Select and copy each line of the records that contains the string "Normal", treating case as significant.

** Start **

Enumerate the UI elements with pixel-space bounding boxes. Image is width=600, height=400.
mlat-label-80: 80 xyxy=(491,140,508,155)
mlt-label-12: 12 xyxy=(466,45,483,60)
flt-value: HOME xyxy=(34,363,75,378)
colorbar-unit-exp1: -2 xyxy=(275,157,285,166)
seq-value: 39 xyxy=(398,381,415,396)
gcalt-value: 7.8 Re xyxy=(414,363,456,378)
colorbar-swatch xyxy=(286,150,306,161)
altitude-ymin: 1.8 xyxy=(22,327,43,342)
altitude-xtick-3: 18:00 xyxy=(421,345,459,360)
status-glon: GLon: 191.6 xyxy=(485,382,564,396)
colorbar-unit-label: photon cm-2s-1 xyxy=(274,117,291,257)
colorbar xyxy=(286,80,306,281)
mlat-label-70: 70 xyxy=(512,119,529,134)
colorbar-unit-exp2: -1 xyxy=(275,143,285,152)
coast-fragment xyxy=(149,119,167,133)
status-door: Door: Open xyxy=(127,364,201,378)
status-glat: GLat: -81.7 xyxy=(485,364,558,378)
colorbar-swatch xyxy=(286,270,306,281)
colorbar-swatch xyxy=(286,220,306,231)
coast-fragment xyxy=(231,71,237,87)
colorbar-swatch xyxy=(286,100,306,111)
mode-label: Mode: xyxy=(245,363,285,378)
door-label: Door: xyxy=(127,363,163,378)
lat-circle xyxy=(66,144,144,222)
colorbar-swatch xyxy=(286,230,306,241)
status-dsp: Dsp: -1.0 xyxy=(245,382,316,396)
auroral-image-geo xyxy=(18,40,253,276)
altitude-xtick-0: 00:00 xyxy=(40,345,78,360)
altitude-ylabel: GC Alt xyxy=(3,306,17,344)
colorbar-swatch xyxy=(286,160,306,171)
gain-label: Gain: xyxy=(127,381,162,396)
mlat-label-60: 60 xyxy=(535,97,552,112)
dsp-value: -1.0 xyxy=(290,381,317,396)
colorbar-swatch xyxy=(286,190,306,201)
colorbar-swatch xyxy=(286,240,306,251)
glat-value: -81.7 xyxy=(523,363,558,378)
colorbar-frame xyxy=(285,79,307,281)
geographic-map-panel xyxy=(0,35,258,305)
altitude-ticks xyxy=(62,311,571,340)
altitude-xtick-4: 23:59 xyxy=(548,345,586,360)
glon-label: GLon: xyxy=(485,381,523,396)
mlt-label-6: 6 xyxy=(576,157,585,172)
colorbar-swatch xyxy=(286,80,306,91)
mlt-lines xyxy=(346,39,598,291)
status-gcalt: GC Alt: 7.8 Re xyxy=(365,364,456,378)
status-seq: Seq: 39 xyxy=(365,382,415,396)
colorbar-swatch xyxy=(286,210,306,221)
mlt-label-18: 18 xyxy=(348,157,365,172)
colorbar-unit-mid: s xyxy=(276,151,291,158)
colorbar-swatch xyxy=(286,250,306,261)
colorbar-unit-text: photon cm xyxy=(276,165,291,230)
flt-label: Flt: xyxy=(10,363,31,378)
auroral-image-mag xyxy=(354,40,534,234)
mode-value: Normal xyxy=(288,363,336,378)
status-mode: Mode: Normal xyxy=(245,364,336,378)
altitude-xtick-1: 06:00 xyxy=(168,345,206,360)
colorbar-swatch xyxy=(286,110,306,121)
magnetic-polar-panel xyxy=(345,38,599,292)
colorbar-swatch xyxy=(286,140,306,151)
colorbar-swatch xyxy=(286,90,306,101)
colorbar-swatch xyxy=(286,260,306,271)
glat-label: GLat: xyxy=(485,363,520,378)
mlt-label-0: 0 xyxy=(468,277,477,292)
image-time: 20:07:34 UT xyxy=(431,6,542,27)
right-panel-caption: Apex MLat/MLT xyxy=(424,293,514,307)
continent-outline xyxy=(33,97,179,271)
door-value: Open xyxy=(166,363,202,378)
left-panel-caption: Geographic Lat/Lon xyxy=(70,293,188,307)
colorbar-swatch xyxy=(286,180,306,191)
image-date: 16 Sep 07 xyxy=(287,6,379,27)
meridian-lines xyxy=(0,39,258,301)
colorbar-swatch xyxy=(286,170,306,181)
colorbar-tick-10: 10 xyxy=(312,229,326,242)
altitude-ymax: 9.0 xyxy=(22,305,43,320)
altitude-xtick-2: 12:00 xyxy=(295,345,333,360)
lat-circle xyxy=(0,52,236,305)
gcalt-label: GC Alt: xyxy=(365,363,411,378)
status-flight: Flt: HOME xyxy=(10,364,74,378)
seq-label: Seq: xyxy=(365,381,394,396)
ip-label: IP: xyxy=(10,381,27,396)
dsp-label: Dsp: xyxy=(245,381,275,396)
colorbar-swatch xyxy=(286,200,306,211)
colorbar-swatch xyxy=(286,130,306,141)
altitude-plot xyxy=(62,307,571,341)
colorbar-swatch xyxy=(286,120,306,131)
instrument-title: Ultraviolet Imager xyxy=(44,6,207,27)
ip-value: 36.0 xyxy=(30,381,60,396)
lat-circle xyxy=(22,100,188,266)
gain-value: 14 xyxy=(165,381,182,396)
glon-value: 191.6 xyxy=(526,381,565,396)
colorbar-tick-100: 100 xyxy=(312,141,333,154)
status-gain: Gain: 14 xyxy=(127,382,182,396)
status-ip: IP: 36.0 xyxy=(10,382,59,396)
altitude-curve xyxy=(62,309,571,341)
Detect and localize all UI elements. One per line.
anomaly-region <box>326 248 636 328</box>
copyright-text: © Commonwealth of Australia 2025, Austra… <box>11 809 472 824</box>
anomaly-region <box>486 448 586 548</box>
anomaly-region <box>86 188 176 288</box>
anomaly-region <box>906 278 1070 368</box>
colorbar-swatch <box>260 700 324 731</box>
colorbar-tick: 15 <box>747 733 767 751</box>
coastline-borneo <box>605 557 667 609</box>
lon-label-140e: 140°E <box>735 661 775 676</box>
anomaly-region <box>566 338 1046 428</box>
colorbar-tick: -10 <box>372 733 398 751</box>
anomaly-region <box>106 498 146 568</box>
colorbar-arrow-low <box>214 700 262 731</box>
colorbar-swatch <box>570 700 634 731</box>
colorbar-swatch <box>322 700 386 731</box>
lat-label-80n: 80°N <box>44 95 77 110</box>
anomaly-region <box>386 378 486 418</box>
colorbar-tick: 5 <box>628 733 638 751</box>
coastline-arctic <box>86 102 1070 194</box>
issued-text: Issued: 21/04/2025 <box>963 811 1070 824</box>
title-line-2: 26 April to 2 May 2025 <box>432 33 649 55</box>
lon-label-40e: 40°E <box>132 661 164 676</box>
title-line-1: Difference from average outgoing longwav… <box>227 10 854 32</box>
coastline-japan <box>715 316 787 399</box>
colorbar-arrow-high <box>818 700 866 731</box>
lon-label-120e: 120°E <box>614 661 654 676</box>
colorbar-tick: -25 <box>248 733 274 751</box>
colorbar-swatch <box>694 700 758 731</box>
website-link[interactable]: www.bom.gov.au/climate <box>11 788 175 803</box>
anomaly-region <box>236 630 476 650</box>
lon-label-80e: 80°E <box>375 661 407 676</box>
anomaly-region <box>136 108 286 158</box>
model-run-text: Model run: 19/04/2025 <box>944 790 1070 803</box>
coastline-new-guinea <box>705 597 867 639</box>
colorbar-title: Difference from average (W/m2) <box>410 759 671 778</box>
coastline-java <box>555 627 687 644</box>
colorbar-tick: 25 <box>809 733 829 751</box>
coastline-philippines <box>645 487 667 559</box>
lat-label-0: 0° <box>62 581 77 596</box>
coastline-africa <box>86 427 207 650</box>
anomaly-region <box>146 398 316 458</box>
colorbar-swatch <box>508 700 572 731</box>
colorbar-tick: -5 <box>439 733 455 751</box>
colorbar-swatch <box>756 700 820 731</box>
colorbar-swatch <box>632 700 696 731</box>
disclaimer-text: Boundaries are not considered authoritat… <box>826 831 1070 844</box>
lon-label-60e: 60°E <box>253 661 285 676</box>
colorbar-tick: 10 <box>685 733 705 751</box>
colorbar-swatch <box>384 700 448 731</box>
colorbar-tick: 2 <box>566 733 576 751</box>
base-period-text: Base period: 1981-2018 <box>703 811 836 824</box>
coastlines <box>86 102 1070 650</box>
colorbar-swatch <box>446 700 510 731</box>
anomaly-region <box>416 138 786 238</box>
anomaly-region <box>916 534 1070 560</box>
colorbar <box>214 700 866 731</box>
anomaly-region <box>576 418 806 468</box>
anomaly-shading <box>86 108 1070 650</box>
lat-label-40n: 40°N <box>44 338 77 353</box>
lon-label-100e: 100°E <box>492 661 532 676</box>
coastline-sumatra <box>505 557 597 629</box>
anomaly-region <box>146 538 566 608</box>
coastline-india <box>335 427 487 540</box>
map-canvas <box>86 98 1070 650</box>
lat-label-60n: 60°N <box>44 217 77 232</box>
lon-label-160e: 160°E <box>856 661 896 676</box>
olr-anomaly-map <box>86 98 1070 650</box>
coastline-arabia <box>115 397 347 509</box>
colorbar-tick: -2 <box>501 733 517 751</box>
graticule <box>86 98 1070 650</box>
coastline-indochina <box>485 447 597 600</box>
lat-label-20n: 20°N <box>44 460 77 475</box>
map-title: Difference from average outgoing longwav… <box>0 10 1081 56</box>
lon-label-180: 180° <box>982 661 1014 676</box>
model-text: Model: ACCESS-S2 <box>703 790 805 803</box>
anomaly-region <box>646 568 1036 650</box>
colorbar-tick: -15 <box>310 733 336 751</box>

** End **

» CORRECT ANSWER:
mode-value: Normal xyxy=(288,363,336,378)
status-mode: Mode: Normal xyxy=(245,364,336,378)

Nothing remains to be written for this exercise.